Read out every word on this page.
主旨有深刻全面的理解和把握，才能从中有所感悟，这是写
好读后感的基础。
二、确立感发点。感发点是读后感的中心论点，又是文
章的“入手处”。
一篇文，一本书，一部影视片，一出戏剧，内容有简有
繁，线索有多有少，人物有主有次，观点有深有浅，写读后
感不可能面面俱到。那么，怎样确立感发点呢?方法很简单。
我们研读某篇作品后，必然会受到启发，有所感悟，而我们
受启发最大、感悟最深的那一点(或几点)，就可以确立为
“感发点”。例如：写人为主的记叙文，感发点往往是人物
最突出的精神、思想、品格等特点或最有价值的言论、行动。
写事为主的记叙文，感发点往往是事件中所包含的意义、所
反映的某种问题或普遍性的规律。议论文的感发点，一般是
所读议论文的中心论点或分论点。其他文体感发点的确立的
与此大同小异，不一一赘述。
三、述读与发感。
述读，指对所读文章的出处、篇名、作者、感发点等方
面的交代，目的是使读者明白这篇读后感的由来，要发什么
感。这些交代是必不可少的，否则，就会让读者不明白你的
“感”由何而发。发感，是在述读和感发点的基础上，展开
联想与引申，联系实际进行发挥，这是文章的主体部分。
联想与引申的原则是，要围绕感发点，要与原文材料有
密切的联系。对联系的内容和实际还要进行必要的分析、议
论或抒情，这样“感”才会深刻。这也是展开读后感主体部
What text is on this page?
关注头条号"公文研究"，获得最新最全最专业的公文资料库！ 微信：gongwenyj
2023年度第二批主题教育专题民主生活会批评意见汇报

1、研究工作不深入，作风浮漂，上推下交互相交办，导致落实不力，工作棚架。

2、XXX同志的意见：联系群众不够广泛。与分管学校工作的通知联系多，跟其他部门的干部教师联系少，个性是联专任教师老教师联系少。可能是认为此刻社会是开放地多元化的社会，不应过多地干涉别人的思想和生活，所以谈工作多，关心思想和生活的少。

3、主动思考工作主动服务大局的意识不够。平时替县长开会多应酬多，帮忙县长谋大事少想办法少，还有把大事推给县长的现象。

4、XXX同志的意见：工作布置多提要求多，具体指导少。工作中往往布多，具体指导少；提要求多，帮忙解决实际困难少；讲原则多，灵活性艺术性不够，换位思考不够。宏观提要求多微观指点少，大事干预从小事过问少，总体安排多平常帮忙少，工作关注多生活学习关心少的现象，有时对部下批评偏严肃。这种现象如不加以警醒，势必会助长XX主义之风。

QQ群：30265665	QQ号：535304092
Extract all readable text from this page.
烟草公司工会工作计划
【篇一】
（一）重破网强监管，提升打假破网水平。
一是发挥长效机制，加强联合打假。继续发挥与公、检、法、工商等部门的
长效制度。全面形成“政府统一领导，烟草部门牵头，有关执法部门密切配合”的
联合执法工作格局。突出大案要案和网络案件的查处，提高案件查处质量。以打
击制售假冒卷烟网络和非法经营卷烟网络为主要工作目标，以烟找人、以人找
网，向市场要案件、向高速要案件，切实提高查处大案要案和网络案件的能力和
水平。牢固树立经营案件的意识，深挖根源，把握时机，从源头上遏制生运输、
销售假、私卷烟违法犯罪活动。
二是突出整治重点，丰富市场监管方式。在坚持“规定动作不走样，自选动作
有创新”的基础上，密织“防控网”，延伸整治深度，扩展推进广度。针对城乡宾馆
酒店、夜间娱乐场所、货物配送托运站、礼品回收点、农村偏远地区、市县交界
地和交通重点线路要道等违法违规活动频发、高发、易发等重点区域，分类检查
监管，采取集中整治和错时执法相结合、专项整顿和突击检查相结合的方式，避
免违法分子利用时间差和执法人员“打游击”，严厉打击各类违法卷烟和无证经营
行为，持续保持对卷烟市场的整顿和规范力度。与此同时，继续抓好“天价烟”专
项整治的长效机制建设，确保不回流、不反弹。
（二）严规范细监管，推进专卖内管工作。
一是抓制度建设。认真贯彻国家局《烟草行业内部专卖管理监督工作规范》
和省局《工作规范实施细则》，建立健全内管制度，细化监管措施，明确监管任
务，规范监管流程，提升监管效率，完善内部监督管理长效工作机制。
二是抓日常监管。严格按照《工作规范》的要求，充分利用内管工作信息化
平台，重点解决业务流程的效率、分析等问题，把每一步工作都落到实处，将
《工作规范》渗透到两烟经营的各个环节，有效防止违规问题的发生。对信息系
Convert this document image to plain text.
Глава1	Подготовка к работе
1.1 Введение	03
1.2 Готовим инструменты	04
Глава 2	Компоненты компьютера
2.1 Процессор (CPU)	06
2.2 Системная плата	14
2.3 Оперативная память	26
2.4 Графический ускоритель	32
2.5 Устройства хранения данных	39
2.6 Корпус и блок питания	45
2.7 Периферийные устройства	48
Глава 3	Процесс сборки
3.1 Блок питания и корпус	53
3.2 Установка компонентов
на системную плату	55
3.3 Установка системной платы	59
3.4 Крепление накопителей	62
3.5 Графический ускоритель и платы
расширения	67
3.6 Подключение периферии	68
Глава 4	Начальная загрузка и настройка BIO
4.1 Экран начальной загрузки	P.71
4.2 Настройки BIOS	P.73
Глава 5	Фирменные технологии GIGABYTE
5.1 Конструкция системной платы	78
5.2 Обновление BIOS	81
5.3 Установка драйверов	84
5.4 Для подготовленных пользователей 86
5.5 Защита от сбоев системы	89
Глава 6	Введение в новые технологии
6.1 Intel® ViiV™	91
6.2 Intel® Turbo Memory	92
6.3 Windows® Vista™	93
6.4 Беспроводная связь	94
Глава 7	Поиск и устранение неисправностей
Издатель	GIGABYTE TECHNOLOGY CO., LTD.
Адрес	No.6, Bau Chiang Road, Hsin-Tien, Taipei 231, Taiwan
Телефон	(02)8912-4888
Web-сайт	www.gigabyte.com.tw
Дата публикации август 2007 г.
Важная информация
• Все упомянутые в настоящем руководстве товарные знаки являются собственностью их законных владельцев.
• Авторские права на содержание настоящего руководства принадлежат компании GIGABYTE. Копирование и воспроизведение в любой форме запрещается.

........

▶ **Task details**:
Repeat the material above in full, keeping every word.

▶ **Exercise answer**:
Read out every word on this page.
主旨有深刻全面的理解和把握，才能从中有所感悟，这是写
好读后感的基础。
二、确立感发点。感发点是读后感的中心论点，又是文
章的“入手处”。
一篇文，一本书，一部影视片，一出戏剧，内容有简有
繁，线索有多有少，人物有主有次，观点有深有浅，写读后
感不可能面面俱到。那么，怎样确立感发点呢?方法很简单。
我们研读某篇作品后，必然会受到启发，有所感悟，而我们
受启发最大、感悟最深的那一点(或几点)，就可以确立为
“感发点”。例如：写人为主的记叙文，感发点往往是人物
最突出的精神、思想、品格等特点或最有价值的言论、行动。
写事为主的记叙文，感发点往往是事件中所包含的意义、所
反映的某种问题或普遍性的规律。议论文的感发点，一般是
所读议论文的中心论点或分论点。其他文体感发点的确立的
与此大同小异，不一一赘述。
三、述读与发感。
述读，指对所读文章的出处、篇名、作者、感发点等方
面的交代，目的是使读者明白这篇读后感的由来，要发什么
感。这些交代是必不可少的，否则，就会让读者不明白你的
“感”由何而发。发感，是在述读和感发点的基础上，展开
联想与引申，联系实际进行发挥，这是文章的主体部分。
联想与引申的原则是，要围绕感发点，要与原文材料有
密切的联系。对联系的内容和实际还要进行必要的分析、议
论或抒情，这样“感”才会深刻。这也是展开读后感主体部
What text is on this page?
关注头条号"公文研究"，获得最新最全最专业的公文资料库！ 微信：gongwenyj
2023年度第二批主题教育专题民主生活会批评意见汇报

1、研究工作不深入，作风浮漂，上推下交互相交办，导致落实不力，工作棚架。

2、XXX同志的意见：联系群众不够广泛。与分管学校工作的通知联系多，跟其他部门的干部教师联系少，个性是联专任教师老教师联系少。可能是认为此刻社会是开放地多元化的社会，不应过多地干涉别人的思想和生活，所以谈工作多，关心思想和生活的少。

3、主动思考工作主动服务大局的意识不够。平时替县长开会多应酬多，帮忙县长谋大事少想办法少，还有把大事推给县长的现象。

4、XXX同志的意见：工作布置多提要求多，具体指导少。工作中往往布多，具体指导少；提要求多，帮忙解决实际困难少；讲原则多，灵活性艺术性不够，换位思考不够。宏观提要求多微观指点少，大事干预从小事过问少，总体安排多平常帮忙少，工作关注多生活学习关心少的现象，有时对部下批评偏严肃。这种现象如不加以警醒，势必会助长XX主义之风。

QQ群：30265665	QQ号：535304092
Extract all readable text from this page.
烟草公司工会工作计划
【篇一】
（一）重破网强监管，提升打假破网水平。
一是发挥长效机制，加强联合打假。继续发挥与公、检、法、工商等部门的
长效制度。全面形成“政府统一领导，烟草部门牵头，有关执法部门密切配合”的
联合执法工作格局。突出大案要案和网络案件的查处，提高案件查处质量。以打
击制售假冒卷烟网络和非法经营卷烟网络为主要工作目标，以烟找人、以人找
网，向市场要案件、向高速要案件，切实提高查处大案要案和网络案件的能力和
水平。牢固树立经营案件的意识，深挖根源，把握时机，从源头上遏制生运输、
销售假、私卷烟违法犯罪活动。
二是突出整治重点，丰富市场监管方式。在坚持“规定动作不走样，自选动作
有创新”的基础上，密织“防控网”，延伸整治深度，扩展推进广度。针对城乡宾馆
酒店、夜间娱乐场所、货物配送托运站、礼品回收点、农村偏远地区、市县交界
地和交通重点线路要道等违法违规活动频发、高发、易发等重点区域，分类检查
监管，采取集中整治和错时执法相结合、专项整顿和突击检查相结合的方式，避
免违法分子利用时间差和执法人员“打游击”，严厉打击各类违法卷烟和无证经营
行为，持续保持对卷烟市场的整顿和规范力度。与此同时，继续抓好“天价烟”专
项整治的长效机制建设，确保不回流、不反弹。
（二）严规范细监管，推进专卖内管工作。
一是抓制度建设。认真贯彻国家局《烟草行业内部专卖管理监督工作规范》
和省局《工作规范实施细则》，建立健全内管制度，细化监管措施，明确监管任
务，规范监管流程，提升监管效率，完善内部监督管理长效工作机制。
二是抓日常监管。严格按照《工作规范》的要求，充分利用内管工作信息化
平台，重点解决业务流程的效率、分析等问题，把每一步工作都落到实处，将
《工作规范》渗透到两烟经营的各个环节，有效防止违规问题的发生。对信息系
Convert this document image to plain text.
Глава1	Подготовка к работе
1.1 Введение	03
1.2 Готовим инструменты	04
Глава 2	Компоненты компьютера
2.1 Процессор (CPU)	06
2.2 Системная плата	14
2.3 Оперативная память	26
2.4 Графический ускоритель	32
2.5 Устройства хранения данных	39
2.6 Корпус и блок питания	45
2.7 Периферийные устройства	48
Глава 3	Процесс сборки
3.1 Блок питания и корпус	53
3.2 Установка компонентов
на системную плату	55
3.3 Установка системной платы	59
3.4 Крепление накопителей	62
3.5 Графический ускоритель и платы
расширения	67
3.6 Подключение периферии	68
Глава 4	Начальная загрузка и настройка BIO
4.1 Экран начальной загрузки	P.71
4.2 Настройки BIOS	P.73
Глава 5	Фирменные технологии GIGABYTE
5.1 Конструкция системной платы	78
5.2 Обновление BIOS	81
5.3 Установка драйверов	84
5.4 Для подготовленных пользователей 86
5.5 Защита от сбоев системы	89
Глава 6	Введение в новые технологии
6.1 Intel® ViiV™	91
6.2 Intel® Turbo Memory	92
6.3 Windows® Vista™	93
6.4 Беспроводная связь	94
Глава 7	Поиск и устранение неисправностей
Издатель	GIGABYTE TECHNOLOGY CO., LTD.
Адрес	No.6, Bau Chiang Road, Hsin-Tien, Taipei 231, Taiwan
Телефон	(02)8912-4888
Web-сайт	www.gigabyte.com.tw
Дата публикации август 2007 г.
Важная информация
• Все упомянутые в настоящем руководстве товарные знаки являются собственностью их законных владельцев.
• Авторские права на содержание настоящего руководства принадлежат компании GIGABYTE. Копирование и воспроизведение в любой форме запрещается.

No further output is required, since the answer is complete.